Material for this task:
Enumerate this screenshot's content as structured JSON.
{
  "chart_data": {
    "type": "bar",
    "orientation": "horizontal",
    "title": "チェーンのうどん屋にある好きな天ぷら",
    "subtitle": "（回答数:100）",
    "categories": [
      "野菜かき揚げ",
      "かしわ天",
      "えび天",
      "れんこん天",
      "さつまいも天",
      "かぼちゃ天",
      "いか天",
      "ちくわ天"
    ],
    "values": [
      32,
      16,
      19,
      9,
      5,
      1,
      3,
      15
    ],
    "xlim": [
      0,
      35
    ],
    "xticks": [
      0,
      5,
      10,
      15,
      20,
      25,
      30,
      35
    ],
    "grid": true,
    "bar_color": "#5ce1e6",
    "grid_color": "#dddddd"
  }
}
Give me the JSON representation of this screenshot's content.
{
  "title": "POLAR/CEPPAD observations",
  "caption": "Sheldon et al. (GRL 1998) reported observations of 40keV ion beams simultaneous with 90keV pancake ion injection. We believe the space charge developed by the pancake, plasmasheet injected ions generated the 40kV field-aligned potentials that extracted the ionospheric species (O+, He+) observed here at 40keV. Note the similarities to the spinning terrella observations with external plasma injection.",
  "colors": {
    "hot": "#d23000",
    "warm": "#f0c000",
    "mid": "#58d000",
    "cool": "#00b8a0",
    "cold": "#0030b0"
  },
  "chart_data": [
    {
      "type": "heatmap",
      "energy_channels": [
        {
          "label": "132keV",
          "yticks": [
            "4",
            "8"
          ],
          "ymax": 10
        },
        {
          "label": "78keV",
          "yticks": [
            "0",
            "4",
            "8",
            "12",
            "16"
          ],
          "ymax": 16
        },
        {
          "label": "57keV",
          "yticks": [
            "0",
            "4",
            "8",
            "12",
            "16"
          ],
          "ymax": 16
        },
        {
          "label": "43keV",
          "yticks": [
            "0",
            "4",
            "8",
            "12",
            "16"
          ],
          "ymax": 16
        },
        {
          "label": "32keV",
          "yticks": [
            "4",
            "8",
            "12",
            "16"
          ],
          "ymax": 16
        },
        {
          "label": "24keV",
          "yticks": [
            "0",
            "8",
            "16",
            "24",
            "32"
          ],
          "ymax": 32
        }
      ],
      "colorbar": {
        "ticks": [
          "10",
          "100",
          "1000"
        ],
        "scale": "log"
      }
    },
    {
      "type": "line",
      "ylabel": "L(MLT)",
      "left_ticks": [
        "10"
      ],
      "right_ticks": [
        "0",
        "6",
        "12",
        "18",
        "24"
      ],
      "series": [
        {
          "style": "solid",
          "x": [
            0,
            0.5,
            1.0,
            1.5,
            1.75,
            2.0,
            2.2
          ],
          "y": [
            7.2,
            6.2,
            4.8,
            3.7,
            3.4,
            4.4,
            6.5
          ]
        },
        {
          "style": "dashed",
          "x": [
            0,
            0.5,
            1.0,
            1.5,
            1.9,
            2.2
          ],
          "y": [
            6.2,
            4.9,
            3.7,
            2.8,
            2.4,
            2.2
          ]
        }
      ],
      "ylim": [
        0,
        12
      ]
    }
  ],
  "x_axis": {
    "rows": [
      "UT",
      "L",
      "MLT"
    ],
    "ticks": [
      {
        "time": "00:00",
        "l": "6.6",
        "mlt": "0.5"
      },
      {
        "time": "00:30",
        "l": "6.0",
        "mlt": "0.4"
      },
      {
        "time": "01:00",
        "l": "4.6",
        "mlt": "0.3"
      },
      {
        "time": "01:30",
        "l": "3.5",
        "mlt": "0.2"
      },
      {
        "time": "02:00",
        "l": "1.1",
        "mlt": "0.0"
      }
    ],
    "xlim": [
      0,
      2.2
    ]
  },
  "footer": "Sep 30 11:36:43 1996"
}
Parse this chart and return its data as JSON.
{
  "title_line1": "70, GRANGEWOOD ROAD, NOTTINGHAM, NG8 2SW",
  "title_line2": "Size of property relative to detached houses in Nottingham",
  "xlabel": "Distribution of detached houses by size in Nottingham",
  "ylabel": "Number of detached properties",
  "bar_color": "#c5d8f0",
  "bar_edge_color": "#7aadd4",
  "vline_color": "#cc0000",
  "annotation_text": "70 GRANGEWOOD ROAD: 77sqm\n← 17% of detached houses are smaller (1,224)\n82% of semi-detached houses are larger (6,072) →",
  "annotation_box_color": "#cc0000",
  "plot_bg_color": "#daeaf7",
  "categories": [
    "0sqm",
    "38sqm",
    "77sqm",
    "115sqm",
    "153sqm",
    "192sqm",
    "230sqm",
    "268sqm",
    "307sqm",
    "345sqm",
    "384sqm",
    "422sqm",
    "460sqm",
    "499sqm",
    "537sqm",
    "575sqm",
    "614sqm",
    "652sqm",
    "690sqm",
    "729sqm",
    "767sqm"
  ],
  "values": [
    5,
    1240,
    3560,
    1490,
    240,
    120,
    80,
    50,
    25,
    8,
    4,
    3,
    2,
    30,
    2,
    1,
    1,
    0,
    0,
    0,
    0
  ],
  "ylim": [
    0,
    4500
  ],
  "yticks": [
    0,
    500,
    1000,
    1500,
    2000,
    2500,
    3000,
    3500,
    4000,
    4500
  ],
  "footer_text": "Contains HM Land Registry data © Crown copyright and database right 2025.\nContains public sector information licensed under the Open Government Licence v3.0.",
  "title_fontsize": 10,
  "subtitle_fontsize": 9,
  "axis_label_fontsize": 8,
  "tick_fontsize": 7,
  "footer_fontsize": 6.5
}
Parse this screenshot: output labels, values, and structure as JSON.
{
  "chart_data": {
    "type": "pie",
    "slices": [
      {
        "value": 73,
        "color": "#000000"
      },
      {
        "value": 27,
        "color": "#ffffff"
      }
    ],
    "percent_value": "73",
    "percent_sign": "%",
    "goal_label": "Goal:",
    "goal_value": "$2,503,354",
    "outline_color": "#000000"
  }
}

Instruction: From the material given, work out how many lines hold the string "houses"; state that number and nothing further.

Problem solution: 3